## Data entries:
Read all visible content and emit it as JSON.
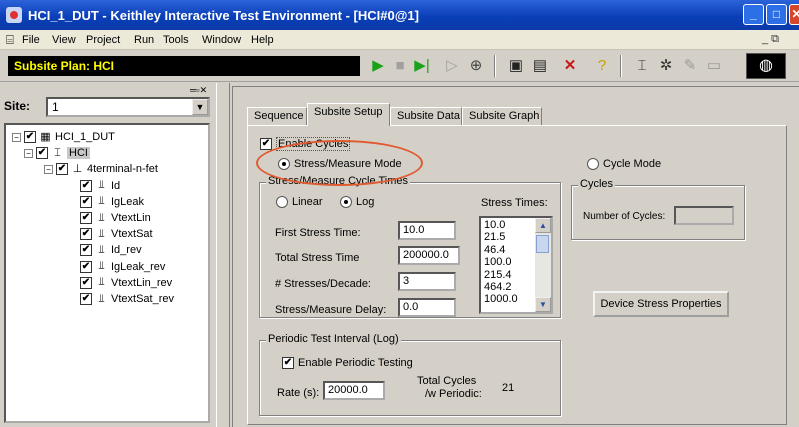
{
  "window": {
    "title": "HCI_1_DUT - Keithley Interactive Test Environment - [HCI#0@1]",
    "min_glyph": "_",
    "max_glyph": "□",
    "close_glyph": "✕"
  },
  "menu": {
    "items": [
      "File",
      "View",
      "Project",
      "Run",
      "Tools",
      "Window",
      "Help"
    ],
    "mdi_controls": "_ ⧉"
  },
  "toolbar": {
    "subsite_plan": "Subsite Plan: HCI",
    "icons": [
      "run-icon",
      "stop-icon",
      "run-step-icon",
      "step-icon",
      "globe-icon",
      "save-icon",
      "save-all-icon",
      "delete-icon",
      "help-icon",
      "config-icon",
      "gear-icon",
      "edit-icon",
      "doc-icon",
      "keithley-logo-icon"
    ],
    "colors": {
      "plan_bg": "#000000",
      "plan_text": "#ffff00",
      "run": "#1aa31a"
    }
  },
  "left_panel": {
    "site_label": "Site:",
    "site_value": "1",
    "tree": [
      {
        "label": "HCI_1_DUT",
        "level": 0,
        "expander": "⊟",
        "checked": true,
        "icon": "device-icon"
      },
      {
        "label": "HCI",
        "level": 1,
        "expander": "⊟",
        "checked": true,
        "icon": "subsite-icon",
        "selected": true
      },
      {
        "label": "4terminal-n-fet",
        "level": 2,
        "expander": "⊟",
        "checked": true,
        "icon": "transistor-icon"
      },
      {
        "label": "Id",
        "level": 3,
        "checked": true,
        "icon": "test-icon"
      },
      {
        "label": "IgLeak",
        "level": 3,
        "checked": true,
        "icon": "test-icon"
      },
      {
        "label": "VtextLin",
        "level": 3,
        "checked": true,
        "icon": "test-icon"
      },
      {
        "label": "VtextSat",
        "level": 3,
        "checked": true,
        "icon": "test-icon"
      },
      {
        "label": "Id_rev",
        "level": 3,
        "checked": true,
        "icon": "test-icon"
      },
      {
        "label": "IgLeak_rev",
        "level": 3,
        "checked": true,
        "icon": "test-icon"
      },
      {
        "label": "VtextLin_rev",
        "level": 3,
        "checked": true,
        "icon": "test-icon"
      },
      {
        "label": "VtextSat_rev",
        "level": 3,
        "checked": true,
        "icon": "test-icon"
      }
    ]
  },
  "tabs": [
    "Sequence",
    "Subsite Setup",
    "Subsite Data",
    "Subsite Graph"
  ],
  "active_tab": "Subsite Setup",
  "setup": {
    "enable_cycles": {
      "label": "Enable Cycles",
      "checked": true
    },
    "mode_stress": {
      "label": "Stress/Measure Mode",
      "selected": true
    },
    "mode_cycle": {
      "label": "Cycle Mode",
      "selected": false
    },
    "cycle_times": {
      "legend": "Stress/Measure Cycle Times",
      "linear": "Linear",
      "log": "Log",
      "log_selected": true,
      "first_stress_label": "First Stress Time:",
      "first_stress_value": "10.0",
      "total_stress_label": "Total Stress Time",
      "total_stress_value": "200000.0",
      "stresses_decade_label": "# Stresses/Decade:",
      "stresses_decade_value": "3",
      "delay_label": "Stress/Measure Delay:",
      "delay_value": "0.0",
      "stress_times_label": "Stress Times:",
      "stress_times": [
        "10.0",
        "21.5",
        "46.4",
        "100.0",
        "215.4",
        "464.2",
        "1000.0"
      ]
    },
    "cycles": {
      "legend": "Cycles",
      "number_label": "Number of Cycles:",
      "number_value": ""
    },
    "device_stress_button": "Device Stress Properties",
    "periodic": {
      "legend": "Periodic Test Interval (Log)",
      "enable_label": "Enable Periodic Testing",
      "enable_checked": true,
      "rate_label": "Rate (s):",
      "rate_value": "20000.0",
      "total_cycles_label_1": "Total Cycles",
      "total_cycles_label_2": "/w Periodic:",
      "total_cycles_value": "21"
    }
  },
  "annotation_color": "#e05a30"
}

## Given request:
Output the entries above exactly, without their pictures.

## Written response:
Read all visible content and emit it as JSON.
{
  "window": {
    "title": "HCI_1_DUT - Keithley Interactive Test Environment - [HCI#0@1]",
    "min_glyph": "_",
    "max_glyph": "□",
    "close_glyph": "✕"
  },
  "menu": {
    "items": [
      "File",
      "View",
      "Project",
      "Run",
      "Tools",
      "Window",
      "Help"
    ],
    "mdi_controls": "_ ⧉"
  },
  "toolbar": {
    "subsite_plan": "Subsite Plan: HCI",
    "icons": [
      "run-icon",
      "stop-icon",
      "run-step-icon",
      "step-icon",
      "globe-icon",
      "save-icon",
      "save-all-icon",
      "delete-icon",
      "help-icon",
      "config-icon",
      "gear-icon",
      "edit-icon",
      "doc-icon",
      "keithley-logo-icon"
    ],
    "colors": {
      "plan_bg": "#000000",
      "plan_text": "#ffff00",
      "run": "#1aa31a"
    }
  },
  "left_panel": {
    "site_label": "Site:",
    "site_value": "1",
    "tree": [
      {
        "label": "HCI_1_DUT",
        "level": 0,
        "expander": "⊟",
        "checked": true,
        "icon": "device-icon"
      },
      {
        "label": "HCI",
        "level": 1,
        "expander": "⊟",
        "checked": true,
        "icon": "subsite-icon",
        "selected": true
      },
      {
        "label": "4terminal-n-fet",
        "level": 2,
        "expander": "⊟",
        "checked": true,
        "icon": "transistor-icon"
      },
      {
        "label": "Id",
        "level": 3,
        "checked": true,
        "icon": "test-icon"
      },
      {
        "label": "IgLeak",
        "level": 3,
        "checked": true,
        "icon": "test-icon"
      },
      {
        "label": "VtextLin",
        "level": 3,
        "checked": true,
        "icon": "test-icon"
      },
      {
        "label": "VtextSat",
        "level": 3,
        "checked": true,
        "icon": "test-icon"
      },
      {
        "label": "Id_rev",
        "level": 3,
        "checked": true,
        "icon": "test-icon"
      },
      {
        "label": "IgLeak_rev",
        "level": 3,
        "checked": true,
        "icon": "test-icon"
      },
      {
        "label": "VtextLin_rev",
        "level": 3,
        "checked": true,
        "icon": "test-icon"
      },
      {
        "label": "VtextSat_rev",
        "level": 3,
        "checked": true,
        "icon": "test-icon"
      }
    ]
  },
  "tabs": [
    "Sequence",
    "Subsite Setup",
    "Subsite Data",
    "Subsite Graph"
  ],
  "active_tab": "Subsite Setup",
  "setup": {
    "enable_cycles": {
      "label": "Enable Cycles",
      "checked": true
    },
    "mode_stress": {
      "label": "Stress/Measure Mode",
      "selected": true
    },
    "mode_cycle": {
      "label": "Cycle Mode",
      "selected": false
    },
    "cycle_times": {
      "legend": "Stress/Measure Cycle Times",
      "linear": "Linear",
      "log": "Log",
      "log_selected": true,
      "first_stress_label": "First Stress Time:",
      "first_stress_value": "10.0",
      "total_stress_label": "Total Stress Time",
      "total_stress_value": "200000.0",
      "stresses_decade_label": "# Stresses/Decade:",
      "stresses_decade_value": "3",
      "delay_label": "Stress/Measure Delay:",
      "delay_value": "0.0",
      "stress_times_label": "Stress Times:",
      "stress_times": [
        "10.0",
        "21.5",
        "46.4",
        "100.0",
        "215.4",
        "464.2",
        "1000.0"
      ]
    },
    "cycles": {
      "legend": "Cycles",
      "number_label": "Number of Cycles:",
      "number_value": ""
    },
    "device_stress_button": "Device Stress Properties",
    "periodic": {
      "legend": "Periodic Test Interval (Log)",
      "enable_label": "Enable Periodic Testing",
      "enable_checked": true,
      "rate_label": "Rate (s):",
      "rate_value": "20000.0",
      "total_cycles_label_1": "Total Cycles",
      "total_cycles_label_2": "/w Periodic:",
      "total_cycles_value": "21"
    }
  },
  "annotation_color": "#e05a30"
}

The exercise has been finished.